徒歩圏内に複数の友人が暮らしていることもあり、週に1度くらいは仕事以外でもオフラインで友人らに会っている。それでもなぜか、「人に会ってないな」という感慨がわいてくる。コロナ禍での生活が長くなり、「人に会ってない」感が実際以上に増幅されているのかもしれない。
昨年1年間はコロナ禍で生活が大きく変わり、それに伴って行動に様々な制約が生まれた。人に会いづらいこともそうだし、旅に出かけにくいこともそうだし、仕事の進め方もそうだ。ただ、それを言い訳にしていたところも少なからずあった。コロナ禍により始めるハードルが上がったため、先送りにした「やりたかったこと」がいくつかある。
______________________________
短い課題:
上にあるコロナ禍の暮らしについての文章を、最後の一文のあとから引き継いで書き進めること。
______________________________
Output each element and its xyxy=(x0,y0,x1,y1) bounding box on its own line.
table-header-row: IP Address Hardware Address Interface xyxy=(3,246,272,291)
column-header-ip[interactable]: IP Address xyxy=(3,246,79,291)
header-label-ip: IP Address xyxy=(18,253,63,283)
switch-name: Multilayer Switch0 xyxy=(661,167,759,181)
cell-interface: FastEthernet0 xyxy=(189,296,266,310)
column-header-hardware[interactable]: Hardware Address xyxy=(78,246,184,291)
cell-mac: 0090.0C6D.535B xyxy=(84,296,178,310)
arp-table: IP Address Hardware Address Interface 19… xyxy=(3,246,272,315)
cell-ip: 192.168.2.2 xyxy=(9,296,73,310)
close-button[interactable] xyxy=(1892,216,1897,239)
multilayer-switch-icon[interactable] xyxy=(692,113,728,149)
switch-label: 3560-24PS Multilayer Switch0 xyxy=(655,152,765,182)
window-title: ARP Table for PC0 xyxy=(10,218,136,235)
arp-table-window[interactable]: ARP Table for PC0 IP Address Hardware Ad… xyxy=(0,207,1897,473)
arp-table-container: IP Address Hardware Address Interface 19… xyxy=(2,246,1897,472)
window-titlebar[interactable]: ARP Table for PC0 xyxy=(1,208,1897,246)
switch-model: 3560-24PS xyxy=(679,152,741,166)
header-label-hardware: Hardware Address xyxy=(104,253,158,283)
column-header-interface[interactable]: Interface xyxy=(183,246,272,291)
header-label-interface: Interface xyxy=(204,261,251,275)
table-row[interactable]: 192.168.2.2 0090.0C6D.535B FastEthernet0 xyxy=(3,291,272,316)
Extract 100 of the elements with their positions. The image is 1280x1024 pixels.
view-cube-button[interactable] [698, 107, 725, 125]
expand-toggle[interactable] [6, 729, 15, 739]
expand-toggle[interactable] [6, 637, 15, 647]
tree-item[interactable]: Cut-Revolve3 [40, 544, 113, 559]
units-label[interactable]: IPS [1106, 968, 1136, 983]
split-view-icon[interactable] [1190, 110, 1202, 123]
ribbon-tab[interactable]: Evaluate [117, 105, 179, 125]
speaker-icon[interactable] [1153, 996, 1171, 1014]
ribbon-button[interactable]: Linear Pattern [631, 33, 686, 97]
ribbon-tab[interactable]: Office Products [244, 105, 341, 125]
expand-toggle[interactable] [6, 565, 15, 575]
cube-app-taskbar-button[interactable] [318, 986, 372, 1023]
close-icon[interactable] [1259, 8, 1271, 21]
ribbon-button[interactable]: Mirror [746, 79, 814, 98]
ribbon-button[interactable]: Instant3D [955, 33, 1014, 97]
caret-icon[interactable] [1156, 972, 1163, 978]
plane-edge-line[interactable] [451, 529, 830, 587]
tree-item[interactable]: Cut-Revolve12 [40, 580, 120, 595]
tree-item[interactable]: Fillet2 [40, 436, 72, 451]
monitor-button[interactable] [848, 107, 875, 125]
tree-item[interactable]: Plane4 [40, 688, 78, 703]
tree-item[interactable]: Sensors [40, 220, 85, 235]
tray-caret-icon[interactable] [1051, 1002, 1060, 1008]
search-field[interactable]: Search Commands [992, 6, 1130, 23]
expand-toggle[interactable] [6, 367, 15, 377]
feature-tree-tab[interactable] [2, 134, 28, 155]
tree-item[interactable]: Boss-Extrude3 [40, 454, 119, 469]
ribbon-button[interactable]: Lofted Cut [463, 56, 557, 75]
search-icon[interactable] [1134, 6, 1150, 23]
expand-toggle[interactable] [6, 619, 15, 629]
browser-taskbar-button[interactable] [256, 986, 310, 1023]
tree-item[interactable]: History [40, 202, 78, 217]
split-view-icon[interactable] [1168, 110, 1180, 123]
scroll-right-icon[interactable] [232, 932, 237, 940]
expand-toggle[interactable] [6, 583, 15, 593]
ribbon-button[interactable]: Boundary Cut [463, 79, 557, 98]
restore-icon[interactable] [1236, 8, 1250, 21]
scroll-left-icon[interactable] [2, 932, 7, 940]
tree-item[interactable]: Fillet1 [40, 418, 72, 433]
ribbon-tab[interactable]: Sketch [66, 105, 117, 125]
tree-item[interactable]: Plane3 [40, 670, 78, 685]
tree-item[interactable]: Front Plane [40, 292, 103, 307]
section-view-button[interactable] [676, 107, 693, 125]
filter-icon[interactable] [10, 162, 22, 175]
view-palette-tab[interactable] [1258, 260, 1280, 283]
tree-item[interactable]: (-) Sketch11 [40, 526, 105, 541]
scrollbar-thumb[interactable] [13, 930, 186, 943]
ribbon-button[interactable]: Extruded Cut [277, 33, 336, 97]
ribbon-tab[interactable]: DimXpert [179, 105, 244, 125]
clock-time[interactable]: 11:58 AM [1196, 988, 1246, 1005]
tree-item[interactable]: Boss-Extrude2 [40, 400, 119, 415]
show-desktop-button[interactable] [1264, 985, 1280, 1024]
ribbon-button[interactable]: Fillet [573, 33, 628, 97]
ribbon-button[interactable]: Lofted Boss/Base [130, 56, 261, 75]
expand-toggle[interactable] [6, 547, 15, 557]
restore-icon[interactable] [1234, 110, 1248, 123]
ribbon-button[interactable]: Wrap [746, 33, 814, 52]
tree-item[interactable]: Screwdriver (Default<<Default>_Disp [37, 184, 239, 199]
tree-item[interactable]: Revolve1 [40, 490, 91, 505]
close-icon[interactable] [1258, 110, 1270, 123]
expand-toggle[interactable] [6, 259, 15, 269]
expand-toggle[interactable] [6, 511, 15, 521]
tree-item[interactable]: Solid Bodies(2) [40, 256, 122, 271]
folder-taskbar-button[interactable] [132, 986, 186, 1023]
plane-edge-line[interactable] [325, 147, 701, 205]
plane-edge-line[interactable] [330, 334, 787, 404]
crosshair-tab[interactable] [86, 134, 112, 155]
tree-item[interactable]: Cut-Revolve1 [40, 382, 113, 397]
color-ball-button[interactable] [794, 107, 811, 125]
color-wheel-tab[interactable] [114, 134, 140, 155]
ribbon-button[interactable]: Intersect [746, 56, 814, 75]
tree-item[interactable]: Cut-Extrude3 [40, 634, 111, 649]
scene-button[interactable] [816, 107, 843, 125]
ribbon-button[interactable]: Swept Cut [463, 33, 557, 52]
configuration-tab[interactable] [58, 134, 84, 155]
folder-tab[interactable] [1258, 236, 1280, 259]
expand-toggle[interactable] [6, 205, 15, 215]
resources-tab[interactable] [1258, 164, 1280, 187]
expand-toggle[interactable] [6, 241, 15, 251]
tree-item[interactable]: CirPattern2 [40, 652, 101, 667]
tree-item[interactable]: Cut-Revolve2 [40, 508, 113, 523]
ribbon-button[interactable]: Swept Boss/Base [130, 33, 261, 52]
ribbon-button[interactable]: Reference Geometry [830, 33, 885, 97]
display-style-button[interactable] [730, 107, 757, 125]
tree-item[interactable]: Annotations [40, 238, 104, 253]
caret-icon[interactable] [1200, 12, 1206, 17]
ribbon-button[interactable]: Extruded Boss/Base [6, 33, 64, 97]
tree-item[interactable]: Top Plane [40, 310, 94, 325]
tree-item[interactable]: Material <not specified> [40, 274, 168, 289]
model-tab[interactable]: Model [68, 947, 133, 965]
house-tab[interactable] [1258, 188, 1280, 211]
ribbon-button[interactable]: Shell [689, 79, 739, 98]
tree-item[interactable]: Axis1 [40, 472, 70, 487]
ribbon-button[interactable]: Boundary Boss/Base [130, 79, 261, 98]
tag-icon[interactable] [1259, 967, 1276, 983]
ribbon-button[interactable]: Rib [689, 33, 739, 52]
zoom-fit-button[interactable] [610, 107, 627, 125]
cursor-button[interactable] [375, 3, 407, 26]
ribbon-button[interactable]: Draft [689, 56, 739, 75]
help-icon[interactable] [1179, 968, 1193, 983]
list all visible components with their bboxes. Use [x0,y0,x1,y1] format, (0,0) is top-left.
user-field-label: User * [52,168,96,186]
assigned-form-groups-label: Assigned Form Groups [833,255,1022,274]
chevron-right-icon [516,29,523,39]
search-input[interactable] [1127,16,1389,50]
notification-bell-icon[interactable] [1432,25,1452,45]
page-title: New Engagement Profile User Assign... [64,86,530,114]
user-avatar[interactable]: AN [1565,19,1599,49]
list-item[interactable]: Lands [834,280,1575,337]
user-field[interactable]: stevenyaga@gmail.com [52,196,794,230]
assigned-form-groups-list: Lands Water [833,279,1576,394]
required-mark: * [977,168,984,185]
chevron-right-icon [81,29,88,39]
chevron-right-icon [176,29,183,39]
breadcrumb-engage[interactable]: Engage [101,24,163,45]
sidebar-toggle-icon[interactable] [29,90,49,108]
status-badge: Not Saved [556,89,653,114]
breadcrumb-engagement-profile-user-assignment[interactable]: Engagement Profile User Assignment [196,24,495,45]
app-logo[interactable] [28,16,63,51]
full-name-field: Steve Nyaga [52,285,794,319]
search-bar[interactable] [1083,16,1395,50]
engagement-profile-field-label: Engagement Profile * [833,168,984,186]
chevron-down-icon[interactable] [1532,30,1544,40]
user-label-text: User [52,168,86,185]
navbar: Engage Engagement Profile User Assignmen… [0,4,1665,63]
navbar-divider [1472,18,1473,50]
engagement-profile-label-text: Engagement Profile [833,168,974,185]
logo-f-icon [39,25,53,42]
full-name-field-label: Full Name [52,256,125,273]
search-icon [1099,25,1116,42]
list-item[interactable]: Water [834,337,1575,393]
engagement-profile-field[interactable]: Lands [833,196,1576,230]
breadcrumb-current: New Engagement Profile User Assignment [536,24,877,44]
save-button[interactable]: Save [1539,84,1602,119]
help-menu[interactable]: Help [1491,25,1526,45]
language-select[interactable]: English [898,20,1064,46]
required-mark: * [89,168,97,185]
______________________________
結果:
今年は昨年先送りにしてしまったものを始める年にしたい。昨年1年間を無駄にしたとは全く思わない。この環境ならではの新しい出会いもあったし、この環境ならではの仕事、活動もできた。しかしコロナ禍を言い訳にしてさらに1年、やりたいことを先送りにするのはもったいない。時間は有限だ。
依然としてコロナ禍の終わりは見通せない。引き続き感染対策に配慮する必要はある。行動に制約もある。しかし制約があってもできることはある。大正時代の遠野を舞台にした宮沢賢治が主役の冒険小説が成立するくらいだ。現代の東京にいれば、やりようはいくらでも考えられる。
明日、ひとつ新しいことが始まる。始まってそのあとどうなるか、正直予想しにくいが、まずは全力でやってみよう。一歩踏み出したあとにわかることも、たくさんあるはずだ。